Tally the lines below that contain "Output". The number is the whole answer.

> [RECORDS]

━━━━━━━━━━━━━━━━━━━━━━━━━━━━━━

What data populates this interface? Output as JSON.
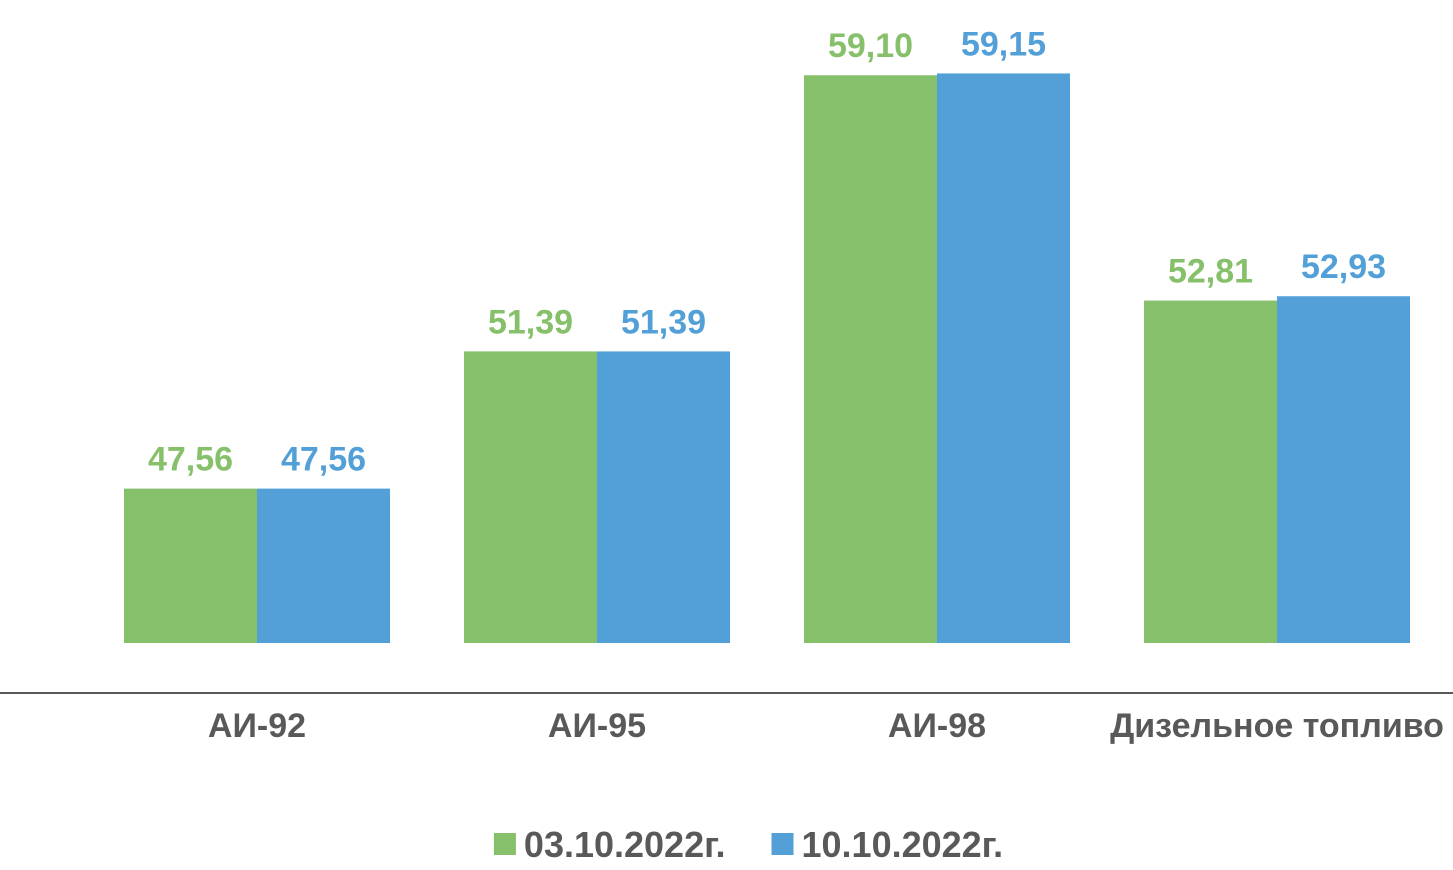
{
  "chart_data": {
    "type": "bar",
    "categories": [
      "АИ-92",
      "АИ-95",
      "АИ-98",
      "Дизельное топливо"
    ],
    "series": [
      {
        "name": "03.10.2022г.",
        "color": "#87c06b",
        "values": [
          47.56,
          51.39,
          59.1,
          52.81
        ],
        "labels": [
          "47,56",
          "51,39",
          "59,10",
          "52,81"
        ]
      },
      {
        "name": "10.10.2022г.",
        "color": "#52a0d7",
        "values": [
          47.56,
          51.39,
          59.15,
          52.93
        ],
        "labels": [
          "47,56",
          "51,39",
          "59,15",
          "52,93"
        ]
      }
    ],
    "title": "",
    "xlabel": "",
    "ylabel": "",
    "ylim": [
      43.25,
      61.2
    ],
    "grid": false,
    "legend_position": "bottom",
    "axis_color": "#595959"
  }
}
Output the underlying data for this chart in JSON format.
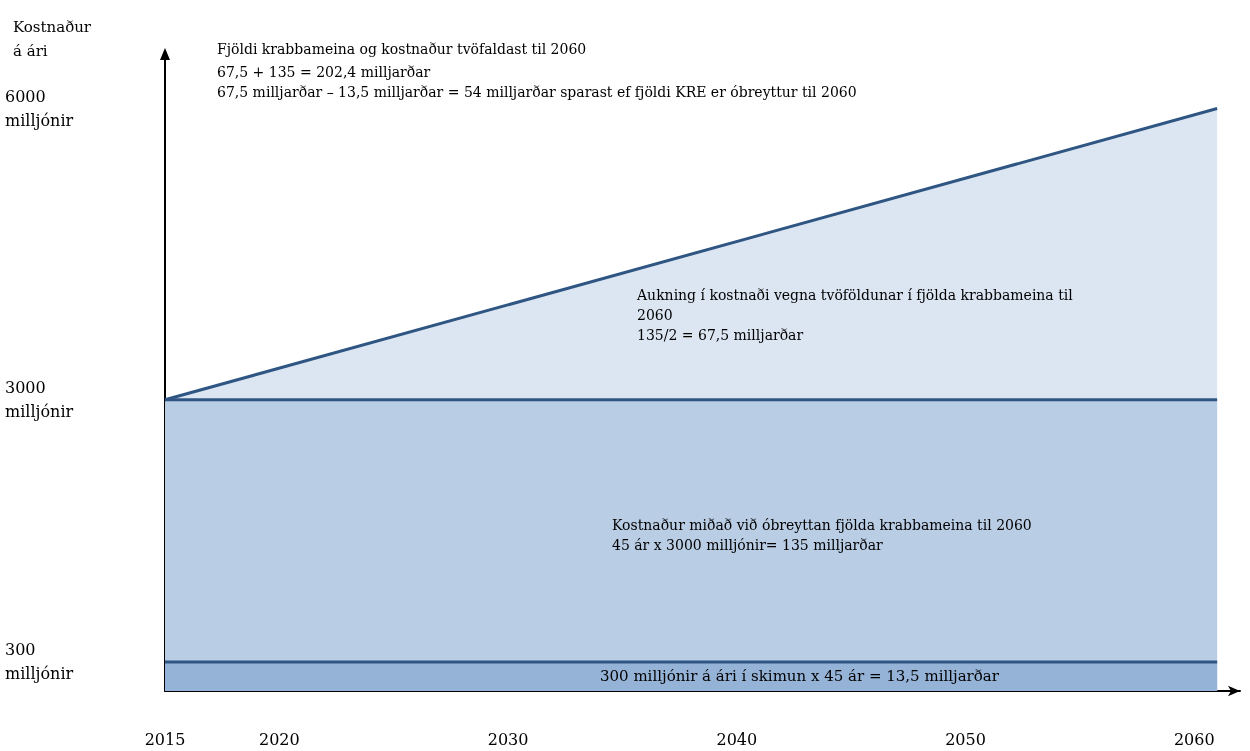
{
  "chart_data": {
    "type": "area",
    "title": "Fjöldi krabbameina og kostnaður tvöfaldast til 2060",
    "subtitle": "67,5 + 135 = 202,4 milljarðar\n67,5 milljarðar – 13,5 milljarðar = 54 milljarðar sparast ef fjöldi KRE er óbreyttur til 2060",
    "ylabel": "Kostnaður\ná ári",
    "xlim": [
      2015,
      2062
    ],
    "xticks": [
      2015,
      2020,
      2030,
      2040,
      2050,
      2060
    ],
    "ylim": [
      0,
      6500
    ],
    "yticks": [
      {
        "value": 300,
        "label": "300\nmilljónir"
      },
      {
        "value": 3000,
        "label": "3000\nmilljónir"
      },
      {
        "value": 6000,
        "label": "6000\nmilljónir"
      }
    ],
    "x": [
      2015,
      2061
    ],
    "series": [
      {
        "color": "#dce6f2",
        "values": [
          3000,
          6000
        ]
      },
      {
        "color": "#b9cde5",
        "values": [
          3000,
          3000
        ]
      },
      {
        "color": "#95b3d7",
        "values": [
          300,
          300
        ]
      }
    ],
    "annotations": [
      "Aukning í kostnaði vegna tvöföldunar í fjölda krabbameina til\n2060\n135/2 = 67,5 milljarðar",
      "Kostnaður miðað við óbreyttan fjölda krabbameina til 2060\n45 ár x 3000 milljónir= 135 milljarðar",
      "300 milljónir á ári í skimun x 45 ár = 13,5 milljarðar"
    ]
  }
}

━━━━━━━━━━━━━━━━━━━━━━━━━━━━━━

> [ANSWER BELOW] 2